EXERCISE REQUIREMENTS:
Copy every record exactly, and keep the pictures out.

INFORMATION GIVEN:
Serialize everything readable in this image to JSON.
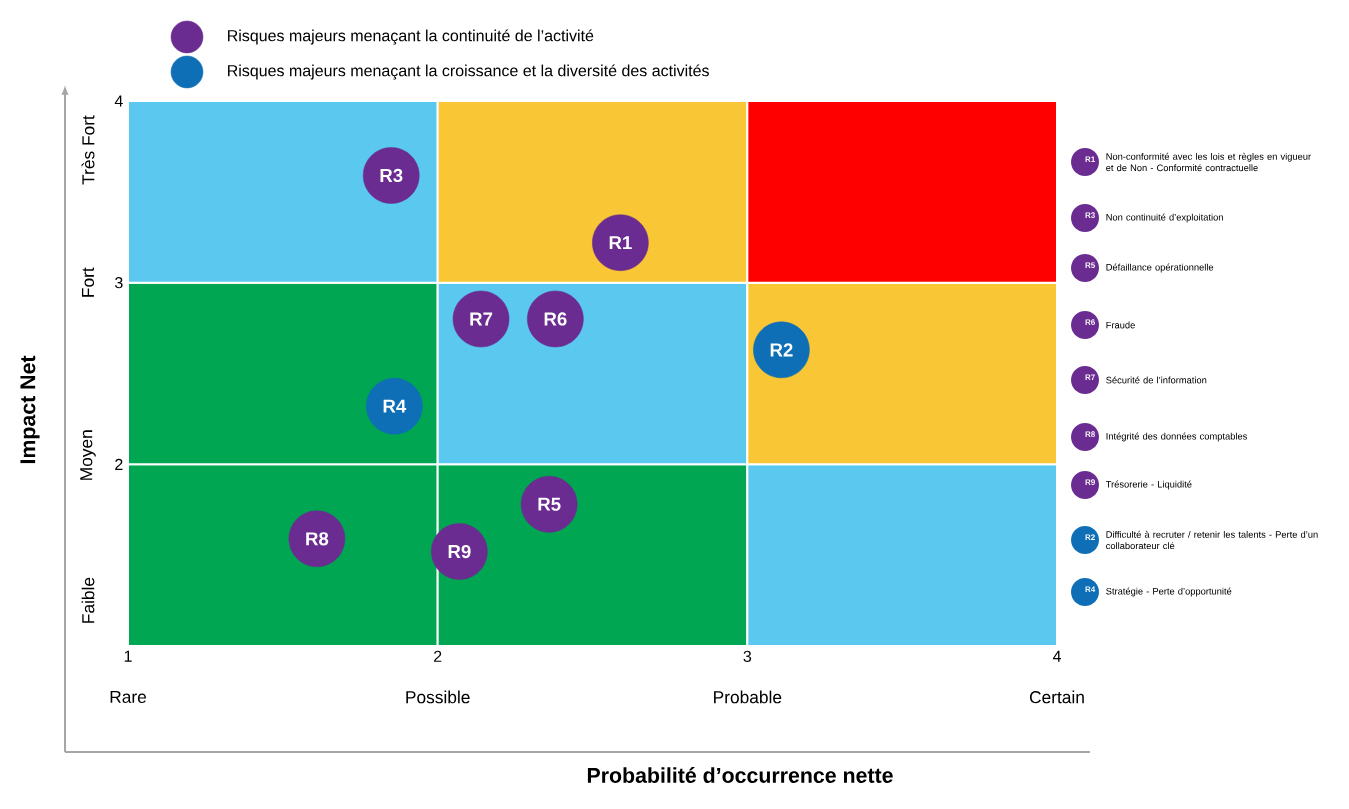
{
  "chart_data": {
    "type": "scatter",
    "xlabel": "Probabilité d’occurrence nette",
    "ylabel": "Impact Net",
    "xlim": [
      1,
      4
    ],
    "ylim": [
      1,
      4
    ],
    "xticks": [
      1,
      2,
      3,
      4
    ],
    "yticks": [
      2,
      3,
      4
    ],
    "marker": "circle",
    "legend": "top left",
    "series": [
      {
        "name": "Risques majeurs menaçant la continuité de l’activité",
        "color": "#6a2c91",
        "x": [
          2.59,
          1.85,
          2.36,
          2.38,
          2.14,
          1.61,
          2.07
        ],
        "values": [
          3.22,
          3.59,
          1.78,
          2.8,
          2.8,
          1.59,
          1.52
        ]
      },
      {
        "name": "Risques majeurs menaçant la croissance et la diversité des activités",
        "color": "#0e6fb7",
        "x": [
          3.11,
          1.86
        ],
        "values": [
          2.63,
          2.32
        ]
      },
      {
        "type": "bar",
        "x": [
          1.5,
          2.5,
          3.5
        ],
        "base": [
          1,
          1,
          1
        ],
        "values": [
          1,
          1,
          1
        ],
        "colors": [
          "#00a651",
          "#00a651",
          "#5bc8f0"
        ]
      },
      {
        "type": "bar",
        "x": [
          1.5,
          2.5,
          3.5
        ],
        "base": [
          2,
          2,
          2
        ],
        "values": [
          1,
          1,
          1
        ],
        "colors": [
          "#00a651",
          "#5bc8f0",
          "#f9c735"
        ]
      },
      {
        "type": "bar",
        "x": [
          1.5,
          2.5,
          3.5
        ],
        "base": [
          3,
          3,
          3
        ],
        "values": [
          1,
          1,
          1
        ],
        "colors": [
          "#5bc8f0",
          "#f9c735",
          "#ff0000"
        ]
      }
    ],
    "annotations": [
      {
        "text": "R1",
        "x": 2.59,
        "y": 3.22
      },
      {
        "text": "R3",
        "x": 1.85,
        "y": 3.59
      },
      {
        "text": "R5",
        "x": 2.36,
        "y": 1.78
      },
      {
        "text": "R6",
        "x": 2.38,
        "y": 2.8
      },
      {
        "text": "R7",
        "x": 2.14,
        "y": 2.8
      },
      {
        "text": "R8",
        "x": 1.61,
        "y": 1.59
      },
      {
        "text": "R9",
        "x": 2.07,
        "y": 1.52
      },
      {
        "text": "R2",
        "x": 3.11,
        "y": 2.63
      },
      {
        "text": "R4",
        "x": 1.86,
        "y": 2.32
      },
      "R1",
      "R3",
      "R5",
      "R6",
      "R7",
      "R8",
      "R9",
      "R2",
      "R4",
      "Non-conformité avec les lois et règles en vigueur et de Non - Conformité contractuelle",
      "Non continuité d’exploitation",
      "Défaillance opérationnelle",
      "Fraude",
      "Sécurité de l’information",
      "Intégrité des données comptables",
      "Trésorerie - Liquidité",
      "Difficulté à recruter / retenir les talents - Perte d’un collaborateur clé",
      "Stratégie - Perte d’opportunité",
      "Rare",
      "Possible",
      "Probable",
      "Certain",
      "Très Fort",
      "Fort",
      "Moyen",
      "Faible"
    ]
  }
}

ANSWER FOR THIS EXERCISE:
Serialize everything readable in this image to JSON.
{
  "chart_data": {
    "type": "scatter",
    "xlabel": "Probabilité d’occurrence nette",
    "ylabel": "Impact Net",
    "xlim": [
      1,
      4
    ],
    "ylim": [
      1,
      4
    ],
    "xticks": [
      1,
      2,
      3,
      4
    ],
    "yticks": [
      2,
      3,
      4
    ],
    "marker": "circle",
    "legend": "top left",
    "series": [
      {
        "name": "Risques majeurs menaçant la continuité de l’activité",
        "color": "#6a2c91",
        "x": [
          2.59,
          1.85,
          2.36,
          2.38,
          2.14,
          1.61,
          2.07
        ],
        "values": [
          3.22,
          3.59,
          1.78,
          2.8,
          2.8,
          1.59,
          1.52
        ]
      },
      {
        "name": "Risques majeurs menaçant la croissance et la diversité des activités",
        "color": "#0e6fb7",
        "x": [
          3.11,
          1.86
        ],
        "values": [
          2.63,
          2.32
        ]
      },
      {
        "type": "bar",
        "x": [
          1.5,
          2.5,
          3.5
        ],
        "base": [
          1,
          1,
          1
        ],
        "values": [
          1,
          1,
          1
        ],
        "colors": [
          "#00a651",
          "#00a651",
          "#5bc8f0"
        ]
      },
      {
        "type": "bar",
        "x": [
          1.5,
          2.5,
          3.5
        ],
        "base": [
          2,
          2,
          2
        ],
        "values": [
          1,
          1,
          1
        ],
        "colors": [
          "#00a651",
          "#5bc8f0",
          "#f9c735"
        ]
      },
      {
        "type": "bar",
        "x": [
          1.5,
          2.5,
          3.5
        ],
        "base": [
          3,
          3,
          3
        ],
        "values": [
          1,
          1,
          1
        ],
        "colors": [
          "#5bc8f0",
          "#f9c735",
          "#ff0000"
        ]
      }
    ],
    "annotations": [
      {
        "text": "R1",
        "x": 2.59,
        "y": 3.22
      },
      {
        "text": "R3",
        "x": 1.85,
        "y": 3.59
      },
      {
        "text": "R5",
        "x": 2.36,
        "y": 1.78
      },
      {
        "text": "R6",
        "x": 2.38,
        "y": 2.8
      },
      {
        "text": "R7",
        "x": 2.14,
        "y": 2.8
      },
      {
        "text": "R8",
        "x": 1.61,
        "y": 1.59
      },
      {
        "text": "R9",
        "x": 2.07,
        "y": 1.52
      },
      {
        "text": "R2",
        "x": 3.11,
        "y": 2.63
      },
      {
        "text": "R4",
        "x": 1.86,
        "y": 2.32
      },
      "R1",
      "R3",
      "R5",
      "R6",
      "R7",
      "R8",
      "R9",
      "R2",
      "R4",
      "Non-conformité avec les lois et règles en vigueur et de Non - Conformité contractuelle",
      "Non continuité d’exploitation",
      "Défaillance opérationnelle",
      "Fraude",
      "Sécurité de l’information",
      "Intégrité des données comptables",
      "Trésorerie - Liquidité",
      "Difficulté à recruter / retenir les talents - Perte d’un collaborateur clé",
      "Stratégie - Perte d’opportunité",
      "Rare",
      "Possible",
      "Probable",
      "Certain",
      "Très Fort",
      "Fort",
      "Moyen",
      "Faible"
    ]
  }
}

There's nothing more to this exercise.